[Rows from a dataset]
--- start ---

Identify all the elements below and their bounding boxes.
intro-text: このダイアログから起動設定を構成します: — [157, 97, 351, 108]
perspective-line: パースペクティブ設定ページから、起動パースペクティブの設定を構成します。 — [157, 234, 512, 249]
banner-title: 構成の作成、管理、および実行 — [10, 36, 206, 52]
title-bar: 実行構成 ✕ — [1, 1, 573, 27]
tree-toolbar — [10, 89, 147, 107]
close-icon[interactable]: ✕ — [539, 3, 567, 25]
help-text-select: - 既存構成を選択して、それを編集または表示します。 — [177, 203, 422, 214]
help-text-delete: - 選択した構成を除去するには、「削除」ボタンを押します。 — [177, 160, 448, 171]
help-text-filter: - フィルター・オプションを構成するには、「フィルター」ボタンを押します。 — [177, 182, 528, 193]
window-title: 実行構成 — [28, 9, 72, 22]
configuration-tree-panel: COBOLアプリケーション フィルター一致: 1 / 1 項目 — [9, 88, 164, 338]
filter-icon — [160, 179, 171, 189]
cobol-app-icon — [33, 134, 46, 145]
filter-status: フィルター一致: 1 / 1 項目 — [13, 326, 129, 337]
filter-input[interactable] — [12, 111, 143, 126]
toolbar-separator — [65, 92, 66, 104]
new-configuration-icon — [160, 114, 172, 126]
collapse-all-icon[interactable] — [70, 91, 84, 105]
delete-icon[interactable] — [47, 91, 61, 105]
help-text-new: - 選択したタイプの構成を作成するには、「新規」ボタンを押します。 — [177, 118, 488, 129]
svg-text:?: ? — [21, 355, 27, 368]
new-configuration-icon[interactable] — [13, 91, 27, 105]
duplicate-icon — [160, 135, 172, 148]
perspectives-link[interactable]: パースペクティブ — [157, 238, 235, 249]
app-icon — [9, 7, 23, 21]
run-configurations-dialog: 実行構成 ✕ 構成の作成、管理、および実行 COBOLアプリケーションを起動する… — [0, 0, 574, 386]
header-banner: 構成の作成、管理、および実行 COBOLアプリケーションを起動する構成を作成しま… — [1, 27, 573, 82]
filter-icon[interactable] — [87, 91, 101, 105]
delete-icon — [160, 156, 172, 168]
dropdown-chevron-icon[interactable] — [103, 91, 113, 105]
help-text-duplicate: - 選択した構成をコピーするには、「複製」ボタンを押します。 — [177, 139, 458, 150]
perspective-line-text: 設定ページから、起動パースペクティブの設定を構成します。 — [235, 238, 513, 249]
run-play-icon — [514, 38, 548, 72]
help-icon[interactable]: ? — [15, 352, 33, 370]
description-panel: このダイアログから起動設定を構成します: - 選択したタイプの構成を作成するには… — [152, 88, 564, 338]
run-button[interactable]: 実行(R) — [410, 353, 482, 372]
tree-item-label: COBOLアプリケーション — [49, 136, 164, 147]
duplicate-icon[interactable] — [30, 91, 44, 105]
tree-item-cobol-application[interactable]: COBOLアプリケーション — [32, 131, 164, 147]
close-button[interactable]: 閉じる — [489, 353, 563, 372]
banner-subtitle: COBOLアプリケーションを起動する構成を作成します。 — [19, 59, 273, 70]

--- end ---

PROBLEM: Switch "intro-text" to "lead-text" in the data from its start through the line containing "close-icon[interactable]: ✕ —", inclusive. Give those lines back with nothing else changed.

THE OUTPUT:
Identify all the elements below and their bounding boxes.
lead-text: このダイアログから起動設定を構成します: — [157, 97, 351, 108]
perspective-line: パースペクティブ設定ページから、起動パースペクティブの設定を構成します。 — [157, 234, 512, 249]
banner-title: 構成の作成、管理、および実行 — [10, 36, 206, 52]
title-bar: 実行構成 ✕ — [1, 1, 573, 27]
tree-toolbar — [10, 89, 147, 107]
close-icon[interactable]: ✕ — [539, 3, 567, 25]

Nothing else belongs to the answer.